Task to complete:
Copy each line of the entries beneath that contains the word "central".

[Collected data]
____________
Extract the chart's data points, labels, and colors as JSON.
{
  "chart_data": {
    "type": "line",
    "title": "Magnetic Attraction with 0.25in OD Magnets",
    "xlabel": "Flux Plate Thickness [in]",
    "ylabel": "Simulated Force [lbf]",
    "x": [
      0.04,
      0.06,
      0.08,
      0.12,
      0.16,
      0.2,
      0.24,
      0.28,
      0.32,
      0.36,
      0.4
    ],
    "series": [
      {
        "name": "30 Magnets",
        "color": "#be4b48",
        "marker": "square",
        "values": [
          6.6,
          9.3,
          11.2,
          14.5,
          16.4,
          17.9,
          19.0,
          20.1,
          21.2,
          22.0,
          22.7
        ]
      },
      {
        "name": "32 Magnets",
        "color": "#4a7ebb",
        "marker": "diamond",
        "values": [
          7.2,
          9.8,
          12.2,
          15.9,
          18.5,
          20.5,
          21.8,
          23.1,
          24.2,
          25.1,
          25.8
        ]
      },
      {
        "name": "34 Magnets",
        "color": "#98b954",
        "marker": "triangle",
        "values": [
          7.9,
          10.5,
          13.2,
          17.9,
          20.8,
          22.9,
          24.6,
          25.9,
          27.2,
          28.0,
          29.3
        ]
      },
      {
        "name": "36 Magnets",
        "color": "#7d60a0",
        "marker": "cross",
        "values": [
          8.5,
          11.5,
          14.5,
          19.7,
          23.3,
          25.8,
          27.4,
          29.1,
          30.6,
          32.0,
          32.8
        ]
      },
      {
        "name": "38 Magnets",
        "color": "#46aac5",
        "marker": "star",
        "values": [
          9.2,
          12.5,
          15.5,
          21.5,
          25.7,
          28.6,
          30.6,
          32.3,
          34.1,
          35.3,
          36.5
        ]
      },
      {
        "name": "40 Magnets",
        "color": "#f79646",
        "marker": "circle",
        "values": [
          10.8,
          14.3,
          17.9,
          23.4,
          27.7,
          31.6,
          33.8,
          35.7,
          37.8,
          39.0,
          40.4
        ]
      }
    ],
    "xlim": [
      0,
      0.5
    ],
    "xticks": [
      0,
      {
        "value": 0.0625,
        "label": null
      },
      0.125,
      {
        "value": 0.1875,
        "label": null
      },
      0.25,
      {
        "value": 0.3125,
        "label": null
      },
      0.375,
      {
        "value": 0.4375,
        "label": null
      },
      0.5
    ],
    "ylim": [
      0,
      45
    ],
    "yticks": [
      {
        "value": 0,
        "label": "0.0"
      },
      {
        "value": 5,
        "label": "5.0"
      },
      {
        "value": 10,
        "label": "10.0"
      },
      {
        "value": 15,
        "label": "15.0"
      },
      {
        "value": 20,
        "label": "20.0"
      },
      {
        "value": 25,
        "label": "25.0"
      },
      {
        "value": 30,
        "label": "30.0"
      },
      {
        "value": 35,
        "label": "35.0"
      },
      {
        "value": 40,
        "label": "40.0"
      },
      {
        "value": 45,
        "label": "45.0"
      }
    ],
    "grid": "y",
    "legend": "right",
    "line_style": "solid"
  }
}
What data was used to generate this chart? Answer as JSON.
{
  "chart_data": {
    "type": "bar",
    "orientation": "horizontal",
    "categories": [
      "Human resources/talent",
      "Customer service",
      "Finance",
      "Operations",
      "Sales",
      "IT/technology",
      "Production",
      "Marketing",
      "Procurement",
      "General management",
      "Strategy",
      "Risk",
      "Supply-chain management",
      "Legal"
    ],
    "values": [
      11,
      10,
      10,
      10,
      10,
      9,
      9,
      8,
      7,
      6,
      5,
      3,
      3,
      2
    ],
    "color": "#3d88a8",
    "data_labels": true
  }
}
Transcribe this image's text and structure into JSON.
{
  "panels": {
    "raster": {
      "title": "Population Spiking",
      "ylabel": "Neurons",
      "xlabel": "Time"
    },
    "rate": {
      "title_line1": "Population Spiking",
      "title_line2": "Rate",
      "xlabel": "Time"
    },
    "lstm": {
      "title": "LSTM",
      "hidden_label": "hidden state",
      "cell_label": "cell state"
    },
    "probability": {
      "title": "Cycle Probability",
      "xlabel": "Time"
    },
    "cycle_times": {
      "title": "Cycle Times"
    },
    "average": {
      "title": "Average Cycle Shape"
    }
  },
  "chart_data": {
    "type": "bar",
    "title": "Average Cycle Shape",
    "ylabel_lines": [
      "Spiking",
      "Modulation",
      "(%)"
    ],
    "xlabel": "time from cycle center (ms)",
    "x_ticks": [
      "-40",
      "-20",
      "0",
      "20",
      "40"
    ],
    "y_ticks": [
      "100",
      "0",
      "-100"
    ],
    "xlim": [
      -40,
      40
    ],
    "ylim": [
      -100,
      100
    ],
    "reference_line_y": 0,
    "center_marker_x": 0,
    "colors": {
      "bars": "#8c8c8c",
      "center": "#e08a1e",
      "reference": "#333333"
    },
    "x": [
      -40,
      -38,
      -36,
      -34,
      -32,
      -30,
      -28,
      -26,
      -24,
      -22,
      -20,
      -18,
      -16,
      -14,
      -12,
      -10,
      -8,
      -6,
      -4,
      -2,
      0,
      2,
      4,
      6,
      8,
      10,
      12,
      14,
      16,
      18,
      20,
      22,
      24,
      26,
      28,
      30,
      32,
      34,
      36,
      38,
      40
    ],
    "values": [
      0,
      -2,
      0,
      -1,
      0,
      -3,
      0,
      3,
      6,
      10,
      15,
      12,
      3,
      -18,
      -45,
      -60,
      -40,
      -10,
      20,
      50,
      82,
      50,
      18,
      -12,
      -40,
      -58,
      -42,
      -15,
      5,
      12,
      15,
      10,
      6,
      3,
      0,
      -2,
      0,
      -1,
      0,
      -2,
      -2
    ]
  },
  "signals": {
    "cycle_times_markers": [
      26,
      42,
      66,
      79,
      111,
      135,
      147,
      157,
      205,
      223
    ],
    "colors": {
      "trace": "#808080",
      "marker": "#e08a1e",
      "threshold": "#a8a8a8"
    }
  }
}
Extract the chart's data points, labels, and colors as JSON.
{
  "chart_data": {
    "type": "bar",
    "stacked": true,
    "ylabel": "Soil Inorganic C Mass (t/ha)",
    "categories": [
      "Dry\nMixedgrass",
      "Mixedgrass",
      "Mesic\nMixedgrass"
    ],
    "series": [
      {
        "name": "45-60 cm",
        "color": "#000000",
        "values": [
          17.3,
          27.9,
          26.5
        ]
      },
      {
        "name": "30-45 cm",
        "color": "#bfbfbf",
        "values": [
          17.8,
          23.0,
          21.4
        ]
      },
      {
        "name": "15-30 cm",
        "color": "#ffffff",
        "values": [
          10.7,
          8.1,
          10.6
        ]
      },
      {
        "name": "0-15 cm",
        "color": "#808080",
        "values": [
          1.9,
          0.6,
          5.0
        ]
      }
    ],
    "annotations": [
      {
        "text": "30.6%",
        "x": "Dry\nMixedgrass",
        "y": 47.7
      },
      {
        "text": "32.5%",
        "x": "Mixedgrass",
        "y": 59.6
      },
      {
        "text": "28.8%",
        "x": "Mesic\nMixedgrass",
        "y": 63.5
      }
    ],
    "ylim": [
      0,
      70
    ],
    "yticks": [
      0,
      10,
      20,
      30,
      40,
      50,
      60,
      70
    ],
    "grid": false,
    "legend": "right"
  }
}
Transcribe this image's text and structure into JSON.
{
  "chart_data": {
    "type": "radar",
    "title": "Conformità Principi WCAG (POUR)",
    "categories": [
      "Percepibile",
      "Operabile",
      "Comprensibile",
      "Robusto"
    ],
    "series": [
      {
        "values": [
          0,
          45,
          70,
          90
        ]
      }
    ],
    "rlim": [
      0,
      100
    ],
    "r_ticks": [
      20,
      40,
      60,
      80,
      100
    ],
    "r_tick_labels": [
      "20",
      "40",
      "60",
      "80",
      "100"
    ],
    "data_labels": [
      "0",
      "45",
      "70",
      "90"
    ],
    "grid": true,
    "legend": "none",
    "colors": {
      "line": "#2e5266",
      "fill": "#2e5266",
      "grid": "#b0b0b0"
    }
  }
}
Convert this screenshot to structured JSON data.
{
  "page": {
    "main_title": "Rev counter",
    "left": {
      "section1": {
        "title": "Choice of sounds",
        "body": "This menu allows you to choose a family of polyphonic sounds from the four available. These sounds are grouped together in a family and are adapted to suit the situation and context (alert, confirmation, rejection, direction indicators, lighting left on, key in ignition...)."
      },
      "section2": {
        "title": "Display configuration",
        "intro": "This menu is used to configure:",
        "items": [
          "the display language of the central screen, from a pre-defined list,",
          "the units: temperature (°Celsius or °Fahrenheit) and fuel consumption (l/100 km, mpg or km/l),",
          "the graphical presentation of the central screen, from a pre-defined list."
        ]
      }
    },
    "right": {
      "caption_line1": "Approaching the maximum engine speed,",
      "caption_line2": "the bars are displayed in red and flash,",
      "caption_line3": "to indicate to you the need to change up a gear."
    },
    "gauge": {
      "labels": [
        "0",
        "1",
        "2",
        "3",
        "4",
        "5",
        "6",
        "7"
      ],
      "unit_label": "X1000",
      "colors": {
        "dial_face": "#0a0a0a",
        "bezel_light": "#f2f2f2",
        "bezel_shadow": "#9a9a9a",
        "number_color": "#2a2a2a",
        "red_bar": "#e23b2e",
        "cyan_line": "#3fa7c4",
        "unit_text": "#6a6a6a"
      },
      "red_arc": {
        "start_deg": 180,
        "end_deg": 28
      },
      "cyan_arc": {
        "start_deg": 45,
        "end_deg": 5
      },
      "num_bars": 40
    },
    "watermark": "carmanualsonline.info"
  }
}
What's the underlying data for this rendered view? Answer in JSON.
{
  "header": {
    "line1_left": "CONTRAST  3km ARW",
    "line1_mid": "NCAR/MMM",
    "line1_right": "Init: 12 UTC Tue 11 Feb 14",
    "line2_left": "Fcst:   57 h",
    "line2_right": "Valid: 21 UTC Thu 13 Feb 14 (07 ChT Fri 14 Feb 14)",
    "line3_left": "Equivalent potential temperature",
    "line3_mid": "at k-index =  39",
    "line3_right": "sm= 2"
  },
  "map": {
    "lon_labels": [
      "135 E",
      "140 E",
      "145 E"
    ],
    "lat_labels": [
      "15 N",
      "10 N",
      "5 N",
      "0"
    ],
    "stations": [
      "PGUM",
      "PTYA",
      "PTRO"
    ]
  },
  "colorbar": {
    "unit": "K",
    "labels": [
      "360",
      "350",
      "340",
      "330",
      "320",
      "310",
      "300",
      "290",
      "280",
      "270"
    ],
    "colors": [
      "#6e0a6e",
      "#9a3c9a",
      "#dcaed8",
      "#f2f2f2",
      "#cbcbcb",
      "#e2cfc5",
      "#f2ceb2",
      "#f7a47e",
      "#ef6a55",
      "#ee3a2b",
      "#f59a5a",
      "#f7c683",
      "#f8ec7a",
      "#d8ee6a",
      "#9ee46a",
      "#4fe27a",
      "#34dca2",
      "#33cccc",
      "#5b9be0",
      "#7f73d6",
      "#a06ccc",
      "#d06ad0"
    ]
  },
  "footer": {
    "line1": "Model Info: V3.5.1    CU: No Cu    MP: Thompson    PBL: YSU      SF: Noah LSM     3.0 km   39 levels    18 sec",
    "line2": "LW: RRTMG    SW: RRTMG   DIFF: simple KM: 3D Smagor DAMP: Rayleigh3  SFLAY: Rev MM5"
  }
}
____________
Exercise output:
          "the display language of the central screen, from a pre-defined list,",
          "the graphical presentation of the central screen, from a pre-defined list."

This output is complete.